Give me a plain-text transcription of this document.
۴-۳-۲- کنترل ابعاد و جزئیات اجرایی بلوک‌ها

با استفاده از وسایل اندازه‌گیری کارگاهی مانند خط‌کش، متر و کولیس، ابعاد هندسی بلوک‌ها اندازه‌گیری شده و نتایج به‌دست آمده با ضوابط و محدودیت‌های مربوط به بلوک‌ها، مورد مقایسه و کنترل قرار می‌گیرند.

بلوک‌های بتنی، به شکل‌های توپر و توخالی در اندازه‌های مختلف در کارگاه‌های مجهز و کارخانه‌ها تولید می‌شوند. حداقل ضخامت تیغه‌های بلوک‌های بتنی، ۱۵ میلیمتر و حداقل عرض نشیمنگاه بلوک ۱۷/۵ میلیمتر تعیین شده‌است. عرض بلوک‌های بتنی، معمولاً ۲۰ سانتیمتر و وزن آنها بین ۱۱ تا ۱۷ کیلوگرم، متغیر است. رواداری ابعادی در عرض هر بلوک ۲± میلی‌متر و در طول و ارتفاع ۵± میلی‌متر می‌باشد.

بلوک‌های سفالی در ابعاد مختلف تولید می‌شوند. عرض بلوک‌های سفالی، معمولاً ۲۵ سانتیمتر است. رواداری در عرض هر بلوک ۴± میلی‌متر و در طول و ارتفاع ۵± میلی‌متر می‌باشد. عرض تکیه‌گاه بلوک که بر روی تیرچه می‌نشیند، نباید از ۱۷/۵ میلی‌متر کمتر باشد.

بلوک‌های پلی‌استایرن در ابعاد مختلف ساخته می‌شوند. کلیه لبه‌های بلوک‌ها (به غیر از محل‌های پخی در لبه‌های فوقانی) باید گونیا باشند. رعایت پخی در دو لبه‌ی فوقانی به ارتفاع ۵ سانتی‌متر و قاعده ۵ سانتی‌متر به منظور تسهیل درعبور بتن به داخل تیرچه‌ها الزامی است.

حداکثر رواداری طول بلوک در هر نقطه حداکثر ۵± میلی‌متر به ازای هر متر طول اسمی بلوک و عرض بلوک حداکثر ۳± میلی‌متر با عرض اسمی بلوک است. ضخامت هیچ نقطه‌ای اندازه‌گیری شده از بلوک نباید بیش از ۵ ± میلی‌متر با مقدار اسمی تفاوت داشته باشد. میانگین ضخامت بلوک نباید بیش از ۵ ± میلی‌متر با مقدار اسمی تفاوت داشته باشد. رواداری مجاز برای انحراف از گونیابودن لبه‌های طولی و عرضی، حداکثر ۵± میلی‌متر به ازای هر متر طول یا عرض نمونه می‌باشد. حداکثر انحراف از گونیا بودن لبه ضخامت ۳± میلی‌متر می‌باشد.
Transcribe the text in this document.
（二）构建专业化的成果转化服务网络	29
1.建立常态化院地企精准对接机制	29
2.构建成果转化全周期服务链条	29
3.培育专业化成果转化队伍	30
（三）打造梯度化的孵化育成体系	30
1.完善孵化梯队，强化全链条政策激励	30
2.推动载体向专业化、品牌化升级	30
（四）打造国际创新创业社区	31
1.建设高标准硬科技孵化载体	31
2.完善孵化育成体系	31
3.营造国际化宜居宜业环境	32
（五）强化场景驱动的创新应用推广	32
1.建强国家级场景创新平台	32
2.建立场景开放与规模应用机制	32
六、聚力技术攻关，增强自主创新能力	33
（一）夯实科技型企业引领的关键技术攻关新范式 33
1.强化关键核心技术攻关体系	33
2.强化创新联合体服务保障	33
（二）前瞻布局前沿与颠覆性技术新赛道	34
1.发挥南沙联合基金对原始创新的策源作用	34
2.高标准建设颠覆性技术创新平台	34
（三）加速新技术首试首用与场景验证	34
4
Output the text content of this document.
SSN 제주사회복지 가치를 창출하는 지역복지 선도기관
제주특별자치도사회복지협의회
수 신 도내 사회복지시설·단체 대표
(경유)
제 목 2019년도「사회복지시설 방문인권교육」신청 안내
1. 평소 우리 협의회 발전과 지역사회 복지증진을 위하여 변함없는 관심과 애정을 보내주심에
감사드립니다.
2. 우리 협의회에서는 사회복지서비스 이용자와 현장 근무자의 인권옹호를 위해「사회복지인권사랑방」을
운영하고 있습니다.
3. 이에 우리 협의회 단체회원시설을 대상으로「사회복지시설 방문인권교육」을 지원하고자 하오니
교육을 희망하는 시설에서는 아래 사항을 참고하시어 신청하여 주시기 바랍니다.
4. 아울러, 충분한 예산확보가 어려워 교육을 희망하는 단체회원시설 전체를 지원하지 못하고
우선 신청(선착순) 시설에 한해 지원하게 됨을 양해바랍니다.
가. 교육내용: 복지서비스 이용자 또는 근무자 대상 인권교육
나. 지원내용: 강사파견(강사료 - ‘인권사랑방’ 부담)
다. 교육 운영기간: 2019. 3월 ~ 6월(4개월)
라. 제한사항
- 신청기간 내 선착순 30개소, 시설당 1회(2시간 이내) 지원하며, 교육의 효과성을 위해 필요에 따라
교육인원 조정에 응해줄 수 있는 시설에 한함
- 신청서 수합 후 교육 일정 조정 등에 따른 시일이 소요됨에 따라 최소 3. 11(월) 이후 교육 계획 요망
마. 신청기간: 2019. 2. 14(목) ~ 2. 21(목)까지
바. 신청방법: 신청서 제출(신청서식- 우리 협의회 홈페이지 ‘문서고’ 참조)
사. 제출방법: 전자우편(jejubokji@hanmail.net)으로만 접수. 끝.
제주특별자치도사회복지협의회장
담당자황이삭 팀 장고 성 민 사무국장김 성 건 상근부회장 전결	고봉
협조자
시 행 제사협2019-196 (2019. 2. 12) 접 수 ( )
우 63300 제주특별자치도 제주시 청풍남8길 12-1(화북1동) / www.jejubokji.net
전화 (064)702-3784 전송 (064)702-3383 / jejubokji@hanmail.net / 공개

WHAT IS ASKED:
Exactly as written, give the line containing "Transcribe the text in this document." and all remaining lines of the records.

WRITTEN SOLUTION:
Transcribe the text in this document.
（二）构建专业化的成果转化服务网络	29
1.建立常态化院地企精准对接机制	29
2.构建成果转化全周期服务链条	29
3.培育专业化成果转化队伍	30
（三）打造梯度化的孵化育成体系	30
1.完善孵化梯队，强化全链条政策激励	30
2.推动载体向专业化、品牌化升级	30
（四）打造国际创新创业社区	31
1.建设高标准硬科技孵化载体	31
2.完善孵化育成体系	31
3.营造国际化宜居宜业环境	32
（五）强化场景驱动的创新应用推广	32
1.建强国家级场景创新平台	32
2.建立场景开放与规模应用机制	32
六、聚力技术攻关，增强自主创新能力	33
（一）夯实科技型企业引领的关键技术攻关新范式 33
1.强化关键核心技术攻关体系	33
2.强化创新联合体服务保障	33
（二）前瞻布局前沿与颠覆性技术新赛道	34
1.发挥南沙联合基金对原始创新的策源作用	34
2.高标准建设颠覆性技术创新平台	34
（三）加速新技术首试首用与场景验证	34
4
Output the text content of this document.
SSN 제주사회복지 가치를 창출하는 지역복지 선도기관
제주특별자치도사회복지협의회
수 신 도내 사회복지시설·단체 대표
(경유)
제 목 2019년도「사회복지시설 방문인권교육」신청 안내
1. 평소 우리 협의회 발전과 지역사회 복지증진을 위하여 변함없는 관심과 애정을 보내주심에
감사드립니다.
2. 우리 협의회에서는 사회복지서비스 이용자와 현장 근무자의 인권옹호를 위해「사회복지인권사랑방」을
운영하고 있습니다.
3. 이에 우리 협의회 단체회원시설을 대상으로「사회복지시설 방문인권교육」을 지원하고자 하오니
교육을 희망하는 시설에서는 아래 사항을 참고하시어 신청하여 주시기 바랍니다.
4. 아울러, 충분한 예산확보가 어려워 교육을 희망하는 단체회원시설 전체를 지원하지 못하고
우선 신청(선착순) 시설에 한해 지원하게 됨을 양해바랍니다.
가. 교육내용: 복지서비스 이용자 또는 근무자 대상 인권교육
나. 지원내용: 강사파견(강사료 - ‘인권사랑방’ 부담)
다. 교육 운영기간: 2019. 3월 ~ 6월(4개월)
라. 제한사항
- 신청기간 내 선착순 30개소, 시설당 1회(2시간 이내) 지원하며, 교육의 효과성을 위해 필요에 따라
교육인원 조정에 응해줄 수 있는 시설에 한함
- 신청서 수합 후 교육 일정 조정 등에 따른 시일이 소요됨에 따라 최소 3. 11(월) 이후 교육 계획 요망
마. 신청기간: 2019. 2. 14(목) ~ 2. 21(목)까지
바. 신청방법: 신청서 제출(신청서식- 우리 협의회 홈페이지 ‘문서고’ 참조)
사. 제출방법: 전자우편(jejubokji@hanmail.net)으로만 접수. 끝.
제주특별자치도사회복지협의회장
담당자황이삭 팀 장고 성 민 사무국장김 성 건 상근부회장 전결	고봉
협조자
시 행 제사협2019-196 (2019. 2. 12) 접 수 ( )
우 63300 제주특별자치도 제주시 청풍남8길 12-1(화북1동) / www.jejubokji.net
전화 (064)702-3784 전송 (064)702-3383 / jejubokji@hanmail.net / 공개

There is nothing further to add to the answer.